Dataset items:
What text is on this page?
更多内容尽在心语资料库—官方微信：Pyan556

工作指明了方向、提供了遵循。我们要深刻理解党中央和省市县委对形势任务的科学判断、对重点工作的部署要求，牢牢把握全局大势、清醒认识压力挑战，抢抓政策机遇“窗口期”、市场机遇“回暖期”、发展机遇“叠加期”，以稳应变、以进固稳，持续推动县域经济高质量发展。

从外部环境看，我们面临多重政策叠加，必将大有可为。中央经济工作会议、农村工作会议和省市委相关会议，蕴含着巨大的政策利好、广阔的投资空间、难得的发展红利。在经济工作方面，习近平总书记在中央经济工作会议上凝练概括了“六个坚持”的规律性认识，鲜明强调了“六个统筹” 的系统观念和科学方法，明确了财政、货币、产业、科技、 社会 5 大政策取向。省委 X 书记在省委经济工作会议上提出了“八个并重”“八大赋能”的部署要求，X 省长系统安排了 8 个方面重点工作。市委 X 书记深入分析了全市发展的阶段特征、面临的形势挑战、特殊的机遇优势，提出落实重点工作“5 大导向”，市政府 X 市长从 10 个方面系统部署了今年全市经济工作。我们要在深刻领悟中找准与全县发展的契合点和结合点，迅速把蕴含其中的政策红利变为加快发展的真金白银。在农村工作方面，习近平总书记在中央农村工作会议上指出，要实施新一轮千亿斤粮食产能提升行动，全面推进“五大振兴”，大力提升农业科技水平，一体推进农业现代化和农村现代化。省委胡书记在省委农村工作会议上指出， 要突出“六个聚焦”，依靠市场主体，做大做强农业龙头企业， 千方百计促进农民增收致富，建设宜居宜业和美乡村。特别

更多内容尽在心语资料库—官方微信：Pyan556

* * *

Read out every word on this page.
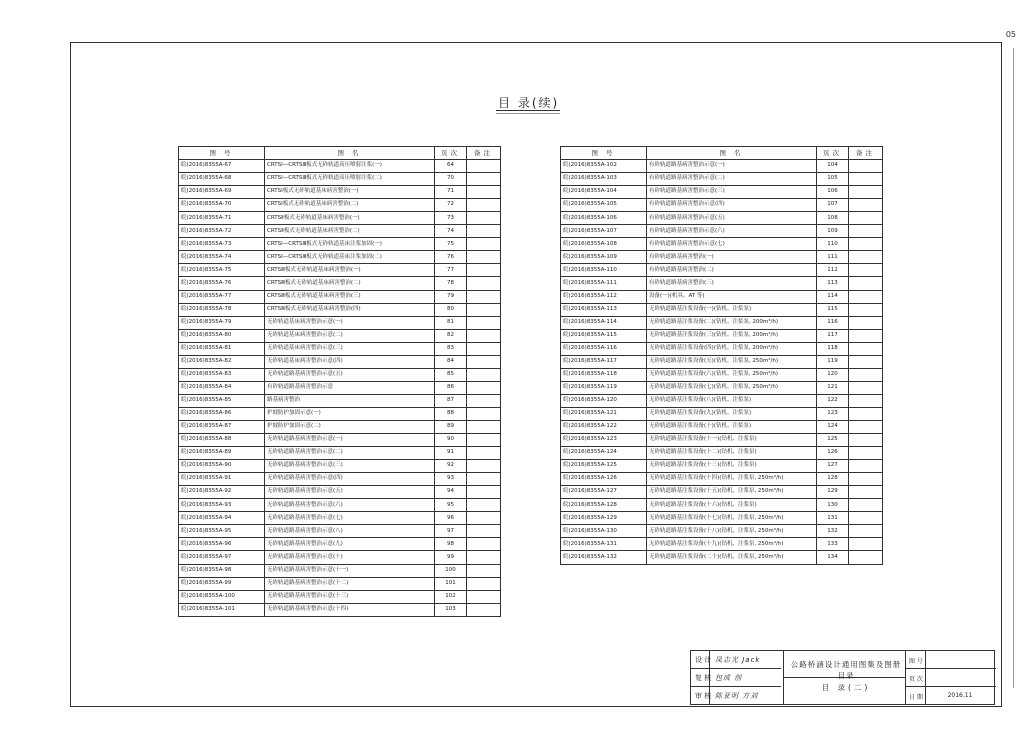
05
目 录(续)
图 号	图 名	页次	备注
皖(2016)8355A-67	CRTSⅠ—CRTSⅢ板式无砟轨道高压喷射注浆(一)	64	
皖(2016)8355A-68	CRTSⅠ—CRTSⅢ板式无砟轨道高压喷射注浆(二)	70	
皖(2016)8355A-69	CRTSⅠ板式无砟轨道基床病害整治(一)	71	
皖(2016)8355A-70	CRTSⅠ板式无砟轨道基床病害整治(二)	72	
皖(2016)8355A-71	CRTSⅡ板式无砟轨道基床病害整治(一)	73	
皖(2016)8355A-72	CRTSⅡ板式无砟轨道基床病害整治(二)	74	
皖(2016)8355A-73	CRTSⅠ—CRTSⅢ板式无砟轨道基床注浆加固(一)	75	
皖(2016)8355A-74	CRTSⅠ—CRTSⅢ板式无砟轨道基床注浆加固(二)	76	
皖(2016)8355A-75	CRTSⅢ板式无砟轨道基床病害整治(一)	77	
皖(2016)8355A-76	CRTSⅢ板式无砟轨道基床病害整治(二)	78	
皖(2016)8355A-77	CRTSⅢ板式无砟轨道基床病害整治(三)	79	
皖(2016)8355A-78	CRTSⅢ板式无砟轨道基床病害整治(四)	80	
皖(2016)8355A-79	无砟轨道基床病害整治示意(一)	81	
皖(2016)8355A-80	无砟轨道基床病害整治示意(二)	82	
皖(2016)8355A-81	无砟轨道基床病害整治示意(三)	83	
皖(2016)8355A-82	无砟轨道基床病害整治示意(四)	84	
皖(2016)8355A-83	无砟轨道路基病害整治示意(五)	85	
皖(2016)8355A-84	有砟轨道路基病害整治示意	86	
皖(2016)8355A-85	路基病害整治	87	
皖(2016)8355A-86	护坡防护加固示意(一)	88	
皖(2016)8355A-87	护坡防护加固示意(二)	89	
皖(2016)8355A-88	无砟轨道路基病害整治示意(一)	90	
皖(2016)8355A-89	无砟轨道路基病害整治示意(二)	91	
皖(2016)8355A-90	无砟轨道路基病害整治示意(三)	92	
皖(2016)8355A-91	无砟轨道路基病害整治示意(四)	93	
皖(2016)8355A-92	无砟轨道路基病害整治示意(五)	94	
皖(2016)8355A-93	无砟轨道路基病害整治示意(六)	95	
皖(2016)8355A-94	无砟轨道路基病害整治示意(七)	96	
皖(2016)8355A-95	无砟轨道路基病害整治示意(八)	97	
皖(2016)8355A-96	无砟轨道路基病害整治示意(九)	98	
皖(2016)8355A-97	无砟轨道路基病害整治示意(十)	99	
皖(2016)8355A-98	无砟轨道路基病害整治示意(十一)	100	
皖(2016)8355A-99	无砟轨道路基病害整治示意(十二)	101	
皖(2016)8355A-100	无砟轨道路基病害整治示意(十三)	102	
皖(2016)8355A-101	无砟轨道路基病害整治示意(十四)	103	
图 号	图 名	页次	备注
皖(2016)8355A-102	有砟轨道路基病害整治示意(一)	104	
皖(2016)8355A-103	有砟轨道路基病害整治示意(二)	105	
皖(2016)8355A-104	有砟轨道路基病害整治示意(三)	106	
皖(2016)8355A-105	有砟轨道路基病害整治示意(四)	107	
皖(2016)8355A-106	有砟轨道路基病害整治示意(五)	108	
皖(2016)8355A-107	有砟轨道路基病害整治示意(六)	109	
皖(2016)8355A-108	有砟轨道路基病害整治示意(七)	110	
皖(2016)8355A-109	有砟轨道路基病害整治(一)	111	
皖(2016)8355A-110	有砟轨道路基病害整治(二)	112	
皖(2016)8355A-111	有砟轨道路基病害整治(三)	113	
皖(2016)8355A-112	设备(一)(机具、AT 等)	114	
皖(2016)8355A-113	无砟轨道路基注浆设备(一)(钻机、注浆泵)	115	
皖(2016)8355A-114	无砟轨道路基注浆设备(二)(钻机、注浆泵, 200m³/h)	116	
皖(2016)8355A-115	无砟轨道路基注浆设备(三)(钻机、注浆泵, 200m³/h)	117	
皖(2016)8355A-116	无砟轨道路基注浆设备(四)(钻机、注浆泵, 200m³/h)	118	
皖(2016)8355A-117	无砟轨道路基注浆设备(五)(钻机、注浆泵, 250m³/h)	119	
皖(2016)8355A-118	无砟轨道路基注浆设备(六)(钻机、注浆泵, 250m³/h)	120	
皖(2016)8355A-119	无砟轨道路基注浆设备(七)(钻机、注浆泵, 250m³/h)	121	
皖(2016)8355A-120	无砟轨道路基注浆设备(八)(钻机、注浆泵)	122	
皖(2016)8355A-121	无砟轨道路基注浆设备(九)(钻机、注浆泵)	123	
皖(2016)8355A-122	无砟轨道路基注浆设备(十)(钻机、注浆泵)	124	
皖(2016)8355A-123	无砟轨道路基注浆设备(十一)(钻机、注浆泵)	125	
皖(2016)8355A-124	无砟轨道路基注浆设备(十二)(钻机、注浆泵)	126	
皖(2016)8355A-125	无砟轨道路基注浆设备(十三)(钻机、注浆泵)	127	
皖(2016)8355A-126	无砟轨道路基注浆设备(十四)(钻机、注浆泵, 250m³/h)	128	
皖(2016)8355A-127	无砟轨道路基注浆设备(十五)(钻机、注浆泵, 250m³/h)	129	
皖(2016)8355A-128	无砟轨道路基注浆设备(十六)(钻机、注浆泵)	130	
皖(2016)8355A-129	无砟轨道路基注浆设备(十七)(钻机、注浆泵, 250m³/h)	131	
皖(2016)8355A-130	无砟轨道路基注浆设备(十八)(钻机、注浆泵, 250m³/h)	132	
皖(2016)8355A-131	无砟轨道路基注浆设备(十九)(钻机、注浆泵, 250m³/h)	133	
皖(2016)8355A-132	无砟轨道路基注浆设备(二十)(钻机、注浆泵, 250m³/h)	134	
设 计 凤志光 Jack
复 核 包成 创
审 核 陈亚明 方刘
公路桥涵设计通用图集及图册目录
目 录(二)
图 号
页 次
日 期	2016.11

--

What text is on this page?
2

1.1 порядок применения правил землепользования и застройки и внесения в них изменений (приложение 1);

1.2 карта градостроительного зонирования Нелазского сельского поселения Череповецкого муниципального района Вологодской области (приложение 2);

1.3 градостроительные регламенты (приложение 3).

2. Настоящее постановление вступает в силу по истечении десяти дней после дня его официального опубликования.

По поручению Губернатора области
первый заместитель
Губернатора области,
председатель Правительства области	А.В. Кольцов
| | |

* What this task involves:
Copy each line of the records that contains the word "无砟轨道基床病害整治示意".

* Result for this exercise:
皖(2016)8355A-79	无砟轨道基床病害整治示意(一)	81	
皖(2016)8355A-80	无砟轨道基床病害整治示意(二)	82	
皖(2016)8355A-81	无砟轨道基床病害整治示意(三)	83	
皖(2016)8355A-82	无砟轨道基床病害整治示意(四)	84	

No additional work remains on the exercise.